**PROBLEM REQUIREMENTS**
Will you print the material below without altering a single character?

------------------------------------------------------------------------

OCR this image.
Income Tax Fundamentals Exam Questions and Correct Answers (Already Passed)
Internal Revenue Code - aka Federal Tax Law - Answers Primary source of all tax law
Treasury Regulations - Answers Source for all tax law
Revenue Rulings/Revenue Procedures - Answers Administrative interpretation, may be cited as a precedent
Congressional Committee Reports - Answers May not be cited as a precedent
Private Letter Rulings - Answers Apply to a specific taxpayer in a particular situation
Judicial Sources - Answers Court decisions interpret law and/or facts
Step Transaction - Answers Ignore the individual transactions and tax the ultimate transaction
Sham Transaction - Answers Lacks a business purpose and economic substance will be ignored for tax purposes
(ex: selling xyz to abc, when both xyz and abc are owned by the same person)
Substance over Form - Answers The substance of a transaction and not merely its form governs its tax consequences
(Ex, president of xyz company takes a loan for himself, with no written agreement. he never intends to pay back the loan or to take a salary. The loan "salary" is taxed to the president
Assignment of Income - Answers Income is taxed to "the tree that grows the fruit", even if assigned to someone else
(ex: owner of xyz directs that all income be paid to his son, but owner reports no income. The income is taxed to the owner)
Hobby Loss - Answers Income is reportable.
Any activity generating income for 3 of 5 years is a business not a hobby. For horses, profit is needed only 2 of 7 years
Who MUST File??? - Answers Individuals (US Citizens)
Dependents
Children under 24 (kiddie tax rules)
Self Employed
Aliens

------------------------------------------------------------------------

**RESULT OF THE EXERCISE**
OCR this image.
Income Tax Fundamentals Exam Questions and Correct Answers (Already Passed)
Internal Revenue Code - aka Federal Tax Law - Answers Primary source of all tax law
Treasury Regulations - Answers Source for all tax law
Revenue Rulings/Revenue Procedures - Answers Administrative interpretation, may be cited as a precedent
Congressional Committee Reports - Answers May not be cited as a precedent
Private Letter Rulings - Answers Apply to a specific taxpayer in a particular situation
Judicial Sources - Answers Court decisions interpret law and/or facts
Step Transaction - Answers Ignore the individual transactions and tax the ultimate transaction
Sham Transaction - Answers Lacks a business purpose and economic substance will be ignored for tax purposes
(ex: selling xyz to abc, when both xyz and abc are owned by the same person)
Substance over Form - Answers The substance of a transaction and not merely its form governs its tax consequences
(Ex, president of xyz company takes a loan for himself, with no written agreement. he never intends to pay back the loan or to take a salary. The loan "salary" is taxed to the president
Assignment of Income - Answers Income is taxed to "the tree that grows the fruit", even if assigned to someone else
(ex: owner of xyz directs that all income be paid to his son, but owner reports no income. The income is taxed to the owner)
Hobby Loss - Answers Income is reportable.
Any activity generating income for 3 of 5 years is a business not a hobby. For horses, profit is needed only 2 of 7 years
Who MUST File??? - Answers Individuals (US Citizens)
Dependents
Children under 24 (kiddie tax rules)
Self Employed
Aliens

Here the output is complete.